• [Task instructions] Gather every line that includes the word "JSON", please.
— begin —
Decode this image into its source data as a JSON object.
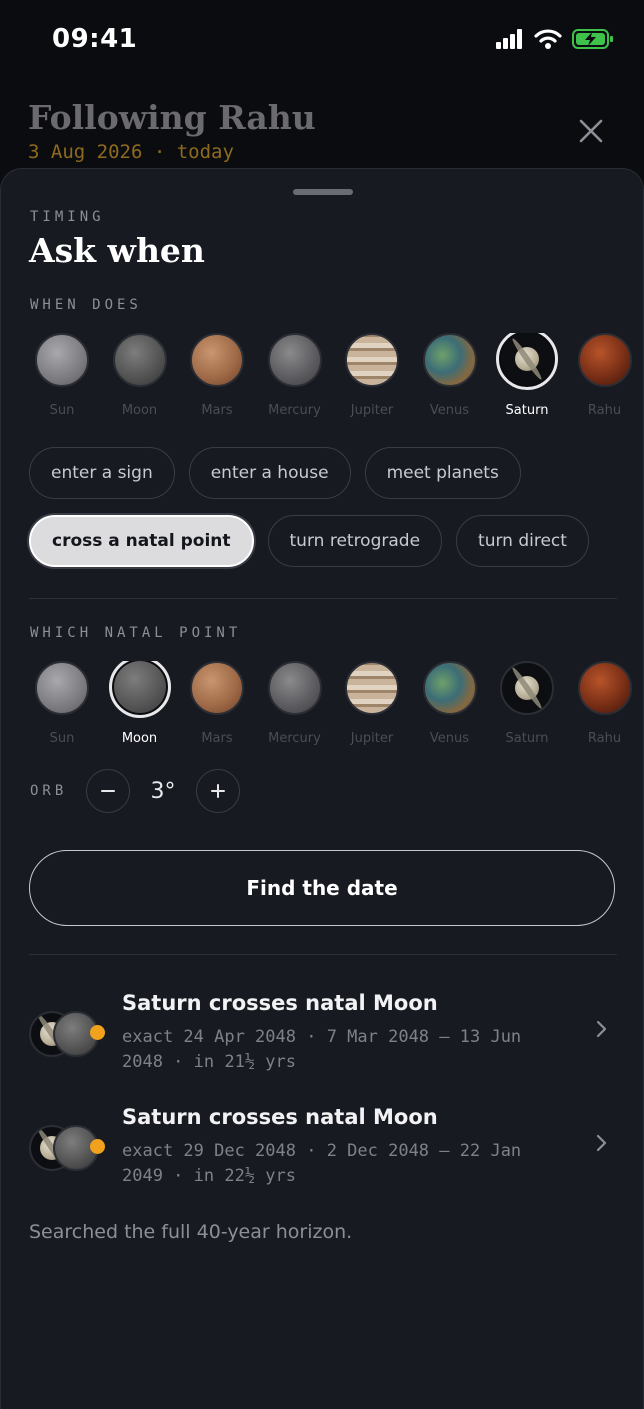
{
  "status": {
    "time": "09:41"
  },
  "background": {
    "title": "Following Rahu",
    "subtitle": "3 Aug 2026 · today"
  },
  "sheet": {
    "eyebrow": "TIMING",
    "title": "Ask when",
    "when_label": "WHEN DOES",
    "natal_label": "WHICH NATAL POINT",
    "orb_label": "ORB",
    "orb_value": "3°",
    "find_label": "Find the date",
    "footer": "Searched the full 40-year horizon."
  },
  "planets": [
    {
      "name": "Sun",
      "icon": "sun"
    },
    {
      "name": "Moon",
      "icon": "moon"
    },
    {
      "name": "Mars",
      "icon": "mars"
    },
    {
      "name": "Mercury",
      "icon": "mercury"
    },
    {
      "name": "Jupiter",
      "icon": "jupiter"
    },
    {
      "name": "Venus",
      "icon": "venus"
    },
    {
      "name": "Saturn",
      "icon": "saturn"
    },
    {
      "name": "Rahu",
      "icon": "rahu"
    }
  ],
  "selected_transit": "Saturn",
  "selected_natal": "Moon",
  "events": [
    {
      "label": "enter a sign"
    },
    {
      "label": "enter a house"
    },
    {
      "label": "meet planets"
    },
    {
      "label": "cross a natal point",
      "active": true
    },
    {
      "label": "turn retrograde"
    },
    {
      "label": "turn direct"
    }
  ],
  "results": [
    {
      "title": "Saturn crosses natal Moon",
      "detail": "exact 24 Apr 2048 · 7 Mar 2048 – 13 Jun 2048 · in 21½ yrs"
    },
    {
      "title": "Saturn crosses natal Moon",
      "detail": "exact 29 Dec 2048 · 2 Dec 2048 – 22 Jan 2049 · in 22½ yrs"
    }
  ],
  "colors": {
    "accent_dot": "#f0a21c",
    "sheet_bg": "#171a21"
  }
}
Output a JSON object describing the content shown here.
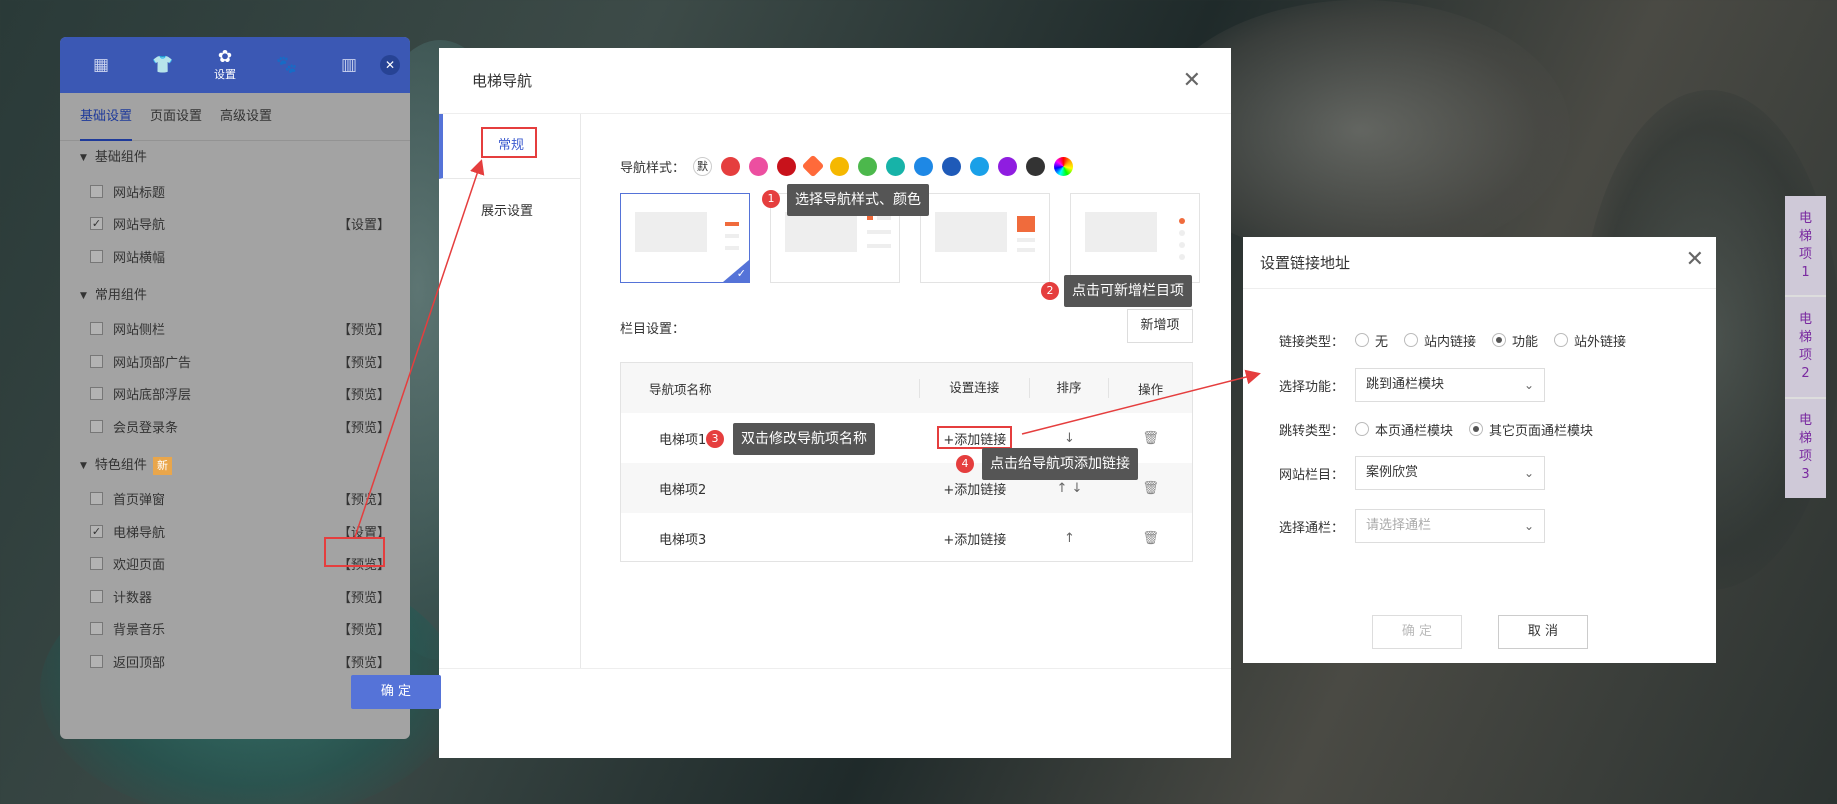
{
  "left_panel": {
    "tabs": [
      {
        "icon": "grid-icon",
        "glyph": "▦",
        "label": ""
      },
      {
        "icon": "shirt-icon",
        "glyph": "👕",
        "label": ""
      },
      {
        "icon": "gear-icon",
        "glyph": "✿",
        "label": "设置"
      },
      {
        "icon": "paw-icon",
        "glyph": "🐾",
        "label": ""
      },
      {
        "icon": "blocks-icon",
        "glyph": "▥",
        "label": ""
      }
    ],
    "close_glyph": "✕",
    "subtabs": [
      "基础设置",
      "页面设置",
      "高级设置"
    ],
    "sections": [
      {
        "title": "基础组件",
        "badge": "",
        "items": [
          {
            "label": "网站标题",
            "checked": false,
            "action": ""
          },
          {
            "label": "网站导航",
            "checked": true,
            "action": "【设置】"
          },
          {
            "label": "网站横幅",
            "checked": false,
            "action": ""
          }
        ]
      },
      {
        "title": "常用组件",
        "badge": "",
        "items": [
          {
            "label": "网站侧栏",
            "checked": false,
            "action": "【预览】"
          },
          {
            "label": "网站顶部广告",
            "checked": false,
            "action": "【预览】"
          },
          {
            "label": "网站底部浮层",
            "checked": false,
            "action": "【预览】"
          },
          {
            "label": "会员登录条",
            "checked": false,
            "action": "【预览】"
          }
        ]
      },
      {
        "title": "特色组件",
        "badge": "新",
        "items": [
          {
            "label": "首页弹窗",
            "checked": false,
            "action": "【预览】"
          },
          {
            "label": "电梯导航",
            "checked": true,
            "action": "【设置】"
          },
          {
            "label": "欢迎页面",
            "checked": false,
            "action": "【预览】"
          },
          {
            "label": "计数器",
            "checked": false,
            "action": "【预览】"
          },
          {
            "label": "背景音乐",
            "checked": false,
            "action": "【预览】"
          },
          {
            "label": "返回顶部",
            "checked": false,
            "action": "【预览】"
          }
        ]
      }
    ]
  },
  "main_dialog": {
    "title": "电梯导航",
    "close_glyph": "✕",
    "nav": [
      "常规",
      "展示设置"
    ],
    "style_label": "导航样式：",
    "default_swatch": "默",
    "colors": [
      "#e53e3e",
      "#ec4fa0",
      "#c8121b",
      "#ff6a3a",
      "#f5b800",
      "#4cb84c",
      "#17b3a8",
      "#1e88e5",
      "#1f5ab8",
      "#1aa0e8",
      "#8f1de0",
      "#333333"
    ],
    "column_label": "栏目设置：",
    "new_item_button": "新增项",
    "table": {
      "headers": [
        "导航项名称",
        "设置连接",
        "排序",
        "操作"
      ],
      "rows": [
        {
          "name": "电梯项1",
          "link": "+添加链接",
          "sort": "↓"
        },
        {
          "name": "电梯项2",
          "link": "+添加链接",
          "sort": "↑ ↓"
        },
        {
          "name": "电梯项3",
          "link": "+添加链接",
          "sort": "↑"
        }
      ],
      "trash_glyph": "🗑"
    },
    "confirm_button": "确 定"
  },
  "tips": {
    "t1": {
      "num": "1",
      "text": "选择导航样式、颜色"
    },
    "t2": {
      "num": "2",
      "text": "点击可新增栏目项"
    },
    "t3": {
      "num": "3",
      "text": "双击修改导航项名称"
    },
    "t4": {
      "num": "4",
      "text": "点击给导航项添加链接"
    }
  },
  "link_dialog": {
    "title": "设置链接地址",
    "close_glyph": "✕",
    "link_type_label": "链接类型：",
    "link_type_options": [
      {
        "label": "无",
        "on": false
      },
      {
        "label": "站内链接",
        "on": false
      },
      {
        "label": "功能",
        "on": true
      },
      {
        "label": "站外链接",
        "on": false
      }
    ],
    "function_label": "选择功能：",
    "function_value": "跳到通栏模块",
    "jump_type_label": "跳转类型：",
    "jump_type_options": [
      {
        "label": "本页通栏模块",
        "on": false
      },
      {
        "label": "其它页面通栏模块",
        "on": true
      }
    ],
    "column_label": "网站栏目：",
    "column_value": "案例欣赏",
    "bar_label": "选择通栏：",
    "bar_placeholder": "请选择通栏",
    "ok_button": "确 定",
    "cancel_button": "取 消"
  },
  "elevator_strip": [
    "电梯项1",
    "电梯项2",
    "电梯项3"
  ],
  "accent_color": "#5573d8",
  "highlight_color": "#e53e3e"
}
— end —
• [Solution for this task]
Decode this image into its source data as a JSON object.
Output a JSON object describing the content shown here.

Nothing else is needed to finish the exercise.